§ **Requirement**
Show, in full, each line of the data that contains "LOKALU".
··· Excerpted data ···
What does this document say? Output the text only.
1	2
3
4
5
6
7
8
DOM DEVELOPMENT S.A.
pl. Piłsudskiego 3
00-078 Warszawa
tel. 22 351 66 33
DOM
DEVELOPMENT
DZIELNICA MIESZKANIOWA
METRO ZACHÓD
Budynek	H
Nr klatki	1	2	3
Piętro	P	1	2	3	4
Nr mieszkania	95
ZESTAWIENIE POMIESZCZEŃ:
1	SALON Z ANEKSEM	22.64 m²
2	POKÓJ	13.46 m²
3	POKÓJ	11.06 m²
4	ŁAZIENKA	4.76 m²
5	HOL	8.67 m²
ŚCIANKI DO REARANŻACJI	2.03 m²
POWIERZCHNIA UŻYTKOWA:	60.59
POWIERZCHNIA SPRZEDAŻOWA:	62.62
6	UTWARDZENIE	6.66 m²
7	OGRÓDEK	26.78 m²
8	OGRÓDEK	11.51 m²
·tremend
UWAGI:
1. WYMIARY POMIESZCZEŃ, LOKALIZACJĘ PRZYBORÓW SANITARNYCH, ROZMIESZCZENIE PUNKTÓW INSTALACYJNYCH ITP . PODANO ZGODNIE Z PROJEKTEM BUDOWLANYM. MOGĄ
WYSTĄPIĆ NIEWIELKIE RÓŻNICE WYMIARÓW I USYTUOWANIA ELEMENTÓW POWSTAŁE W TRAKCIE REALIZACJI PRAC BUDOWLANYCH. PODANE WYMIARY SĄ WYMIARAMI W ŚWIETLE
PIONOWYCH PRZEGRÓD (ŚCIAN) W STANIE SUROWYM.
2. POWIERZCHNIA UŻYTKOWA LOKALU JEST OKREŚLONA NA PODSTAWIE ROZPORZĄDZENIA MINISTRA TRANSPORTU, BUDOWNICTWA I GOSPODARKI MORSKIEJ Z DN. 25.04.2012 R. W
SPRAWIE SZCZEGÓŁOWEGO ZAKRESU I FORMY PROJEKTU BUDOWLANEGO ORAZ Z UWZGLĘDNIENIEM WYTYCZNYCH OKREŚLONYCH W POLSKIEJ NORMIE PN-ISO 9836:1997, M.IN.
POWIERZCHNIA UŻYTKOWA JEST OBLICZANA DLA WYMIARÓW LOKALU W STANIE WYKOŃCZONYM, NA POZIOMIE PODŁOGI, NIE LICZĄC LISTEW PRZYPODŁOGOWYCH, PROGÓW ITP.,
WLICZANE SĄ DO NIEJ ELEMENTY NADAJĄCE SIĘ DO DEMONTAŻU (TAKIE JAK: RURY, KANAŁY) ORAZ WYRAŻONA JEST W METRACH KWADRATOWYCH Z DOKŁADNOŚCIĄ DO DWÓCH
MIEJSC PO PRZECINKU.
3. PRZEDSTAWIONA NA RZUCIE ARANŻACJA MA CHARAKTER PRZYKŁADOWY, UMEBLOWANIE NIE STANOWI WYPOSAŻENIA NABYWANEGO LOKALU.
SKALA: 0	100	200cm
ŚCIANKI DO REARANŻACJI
···
§ **Correct answer**
2. POWIERZCHNIA UŻYTKOWA LOKALU JEST OKREŚLONA NA PODSTAWIE ROZPORZĄDZENIA MINISTRA TRANSPORTU, BUDOWNICTWA I GOSPODARKI MORSKIEJ Z DN. 25.04.2012 R. W
POWIERZCHNIA UŻYTKOWA JEST OBLICZANA DLA WYMIARÓW LOKALU W STANIE WYKOŃCZONYM, NA POZIOMIE PODŁOGI, NIE LICZĄC LISTEW PRZYPODŁOGOWYCH, PROGÓW ITP.,
3. PRZEDSTAWIONA NA RZUCIE ARANŻACJA MA CHARAKTER PRZYKŁADOWY, UMEBLOWANIE NIE STANOWI WYPOSAŻENIA NABYWANEGO LOKALU.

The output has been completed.